● STATED GOAL: Search the data for the string "галечники" and gather each line it is in.

Saved data entries:
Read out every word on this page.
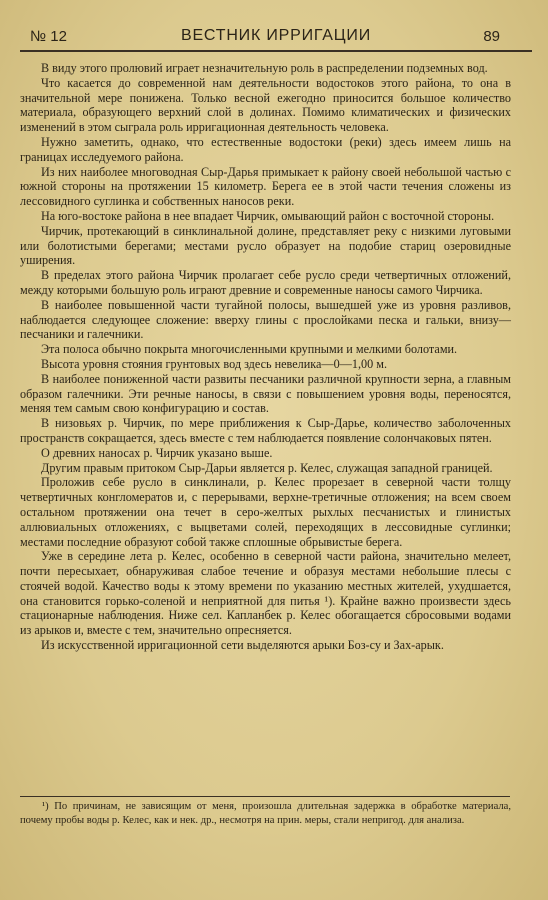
№ 12	ВЕСТНИК ИРРИГАЦИИ	89

В виду этого пролювий играет незначительную роль в распределении подземных вод.

Что касается до современной нам деятельности водостоков этого района, то она в значительной мере понижена. Только весной ежегодно приносится большое количество материала, образующего верхний слой в долинах. Помимо климатических и физических изменений в этом сыграла роль ирригационная деятельность человека.

Нужно заметить, однако, что естественные водостоки (реки) здесь имеем лишь на границах исследуемого района.

Из них наиболее многоводная Сыр-Дарья примыкает к району своей небольшой частью с южной стороны на протяжении 15 километр. Берега ее в этой части течения сложены из лессовидного суглинка и собственных наносов реки.

На юго-востоке района в нее впадает Чирчик, омывающий район с восточной стороны.

Чирчик, протекающий в синклинальной долине, представляет реку с низкими луговыми или болотистыми берегами; местами русло образует на подобие стариц озеровидные уширения.

В пределах этого района Чирчик пролагает себе русло среди четвертичных отложений, между которыми большую роль играют древние и современные наносы самого Чирчика.

В наиболее повышенной части тугайной полосы, вышедшей уже из уровня разливов, наблюдается следующее сложение: вверху глины с прослойками песка и гальки, внизу—песчаники и галечники.

Эта полоса обычно покрыта многочисленными крупными и мелкими болотами.

Высота уровня стояния грунтовых вод здесь невелика—0—1,00 м.

В наиболее пониженной части развиты песчаники различной крупности зерна, а главным образом галечники. Эти речные наносы, в связи с повышением уровня воды, переносятся, меняя тем самым свою конфигурацию и состав.

В низовьях р. Чирчик, по мере приближения к Сыр-Дарье, количество заболоченных пространств сокращается, здесь вместе с тем наблюдается появление солончаковых пятен.

О древних наносах р. Чирчик указано выше.

Другим правым притоком Сыр-Дарьи является р. Келес, служащая западной границей.

Проложив себе русло в синклинали, р. Келес прорезает в северной части толщу четвертичных конгломератов и, с перерывами, верхне-третичные отложения; на всем своем остальном протяжении она течет в серо-желтых рыхлых песчанистых и глинистых аллювиальных отложениях, с выцветами солей, переходящих в лессовидные суглинки; местами последние образуют собой также сплошные обрывистые берега.

Уже в середине лета р. Келес, особенно в северной части района, значительно мелеет, почти пересыхает, обнаруживая слабое течение и образуя местами небольшие плесы с стоячей водой. Качество воды к этому времени по указанию местных жителей, ухудшается, она становится горько-соленой и неприятной для питья ¹). Крайне важно произвести здесь стационарные наблюдения. Ниже сел. Капланбек р. Келес обогащается сбросовыми водами из арыков и, вместе с тем, значительно опресняется.

Из искусственной ирригационной сети выделяются арыки Боз-су и Зах-арык.

¹) По причинам, не зависящим от меня, произошла длительная задержка в обработке материала, почему пробы воды р. Келес, как и нек. др., несмотря на прин. меры, стали непригод. для анализа.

● SOLUTION TO THE PROBLEM:
В наиболее повышенной части тугайной полосы, вышедшей уже из уровня разливов, наблюдается следующее сложение: вверху глины с прослойками песка и гальки, внизу—песчаники и галечники.
В наиболее пониженной части развиты песчаники различной крупности зерна, а главным образом галечники. Эти речные наносы, в связи с повышением уровня воды, переносятся, меняя тем самым свою конфигурацию и состав.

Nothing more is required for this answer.